PROVIDED RECORDS:
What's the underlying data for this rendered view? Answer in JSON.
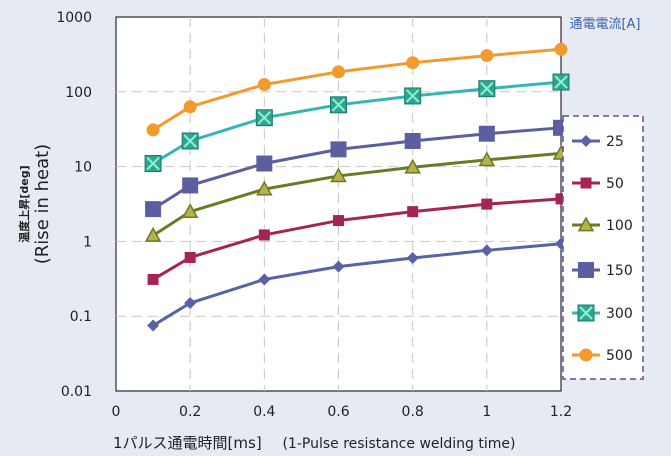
{
  "chart_data": {
    "type": "line",
    "y_scale": "log",
    "x": [
      0.1,
      0.2,
      0.4,
      0.6,
      0.8,
      1.0,
      1.2
    ],
    "xlim": [
      0,
      1.2
    ],
    "ylim": [
      0.01,
      1000
    ],
    "x_ticks": [
      "0",
      "0.2",
      "0.4",
      "0.6",
      "0.8",
      "1",
      "1.2"
    ],
    "y_ticks": [
      "0.01",
      "0.1",
      "1",
      "10",
      "100",
      "1000"
    ],
    "xlabel_jp": "1パルス通電時間[ms]",
    "xlabel_en": "(1-Pulse resistance welding time)",
    "ylabel_jp": "温度上昇[deg]",
    "ylabel_en": "(Rise in heat)",
    "legend_title": "通電電流[A]",
    "legend_placement": "right",
    "grid": "dashed horizontal and vertical",
    "series": [
      {
        "name": "25",
        "color": "#5863a6",
        "marker": "diamond",
        "values": [
          0.075,
          0.15,
          0.31,
          0.46,
          0.6,
          0.76,
          0.93
        ]
      },
      {
        "name": "50",
        "color": "#a62454",
        "marker": "square",
        "values": [
          0.31,
          0.61,
          1.22,
          1.9,
          2.5,
          3.15,
          3.7
        ]
      },
      {
        "name": "100",
        "color": "#6b7a24",
        "marker": "triangle",
        "values": [
          1.2,
          2.5,
          5.0,
          7.5,
          9.8,
          12.3,
          15.0
        ]
      },
      {
        "name": "150",
        "color": "#5b5e9f",
        "marker": "square-large",
        "values": [
          2.7,
          5.6,
          11.0,
          17.0,
          22.0,
          27.5,
          33.0
        ]
      },
      {
        "name": "300",
        "color": "#35b5b3",
        "marker": "x-square",
        "values": [
          11.0,
          22.0,
          45.0,
          67.0,
          88.0,
          110.0,
          135.0
        ]
      },
      {
        "name": "500",
        "color": "#f29a2e",
        "marker": "circle",
        "values": [
          31.0,
          63.0,
          125.0,
          185.0,
          245.0,
          305.0,
          370.0
        ]
      }
    ]
  }
}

YOUR OBJECTIVE: Copy all lines from the material that contain "marker".

RIGHT ANSWER:
        "marker": "diamond",
        "marker": "square",
        "marker": "triangle",
        "marker": "square-large",
        "marker": "x-square",
        "marker": "circle",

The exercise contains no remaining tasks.